> _RECORDS SUPPLIED_:

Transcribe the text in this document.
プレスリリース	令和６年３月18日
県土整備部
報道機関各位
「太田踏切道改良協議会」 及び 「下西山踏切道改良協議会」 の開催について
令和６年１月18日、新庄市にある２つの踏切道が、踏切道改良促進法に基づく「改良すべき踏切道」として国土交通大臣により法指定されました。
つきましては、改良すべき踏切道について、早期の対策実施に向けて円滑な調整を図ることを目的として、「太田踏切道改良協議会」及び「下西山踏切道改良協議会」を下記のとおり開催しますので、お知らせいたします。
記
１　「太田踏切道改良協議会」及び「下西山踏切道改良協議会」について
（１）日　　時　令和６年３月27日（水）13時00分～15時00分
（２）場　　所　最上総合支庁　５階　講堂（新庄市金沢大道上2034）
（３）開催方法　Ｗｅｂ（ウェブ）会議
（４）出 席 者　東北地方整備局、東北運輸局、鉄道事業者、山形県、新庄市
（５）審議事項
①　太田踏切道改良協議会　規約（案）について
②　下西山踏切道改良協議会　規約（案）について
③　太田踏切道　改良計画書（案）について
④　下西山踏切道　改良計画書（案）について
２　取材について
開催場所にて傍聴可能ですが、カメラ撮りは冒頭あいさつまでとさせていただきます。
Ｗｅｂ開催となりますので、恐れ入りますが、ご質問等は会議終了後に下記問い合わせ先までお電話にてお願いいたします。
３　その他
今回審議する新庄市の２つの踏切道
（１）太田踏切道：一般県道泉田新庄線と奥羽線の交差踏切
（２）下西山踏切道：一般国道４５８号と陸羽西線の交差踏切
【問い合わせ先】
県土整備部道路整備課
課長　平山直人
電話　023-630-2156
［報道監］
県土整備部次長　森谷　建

> _EXERCISE PROMPT_: Repeat the data above, word for word.

> _EXERCISE OUTPUT_:
Transcribe the text in this document.
プレスリリース	令和６年３月18日
県土整備部
報道機関各位
「太田踏切道改良協議会」 及び 「下西山踏切道改良協議会」 の開催について
令和６年１月18日、新庄市にある２つの踏切道が、踏切道改良促進法に基づく「改良すべき踏切道」として国土交通大臣により法指定されました。
つきましては、改良すべき踏切道について、早期の対策実施に向けて円滑な調整を図ることを目的として、「太田踏切道改良協議会」及び「下西山踏切道改良協議会」を下記のとおり開催しますので、お知らせいたします。
記
１　「太田踏切道改良協議会」及び「下西山踏切道改良協議会」について
（１）日　　時　令和６年３月27日（水）13時00分～15時00分
（２）場　　所　最上総合支庁　５階　講堂（新庄市金沢大道上2034）
（３）開催方法　Ｗｅｂ（ウェブ）会議
（４）出 席 者　東北地方整備局、東北運輸局、鉄道事業者、山形県、新庄市
（５）審議事項
①　太田踏切道改良協議会　規約（案）について
②　下西山踏切道改良協議会　規約（案）について
③　太田踏切道　改良計画書（案）について
④　下西山踏切道　改良計画書（案）について
２　取材について
開催場所にて傍聴可能ですが、カメラ撮りは冒頭あいさつまでとさせていただきます。
Ｗｅｂ開催となりますので、恐れ入りますが、ご質問等は会議終了後に下記問い合わせ先までお電話にてお願いいたします。
３　その他
今回審議する新庄市の２つの踏切道
（１）太田踏切道：一般県道泉田新庄線と奥羽線の交差踏切
（２）下西山踏切道：一般国道４５８号と陸羽西線の交差踏切
【問い合わせ先】
県土整備部道路整備課
課長　平山直人
電話　023-630-2156
［報道監］
県土整備部次長　森谷　建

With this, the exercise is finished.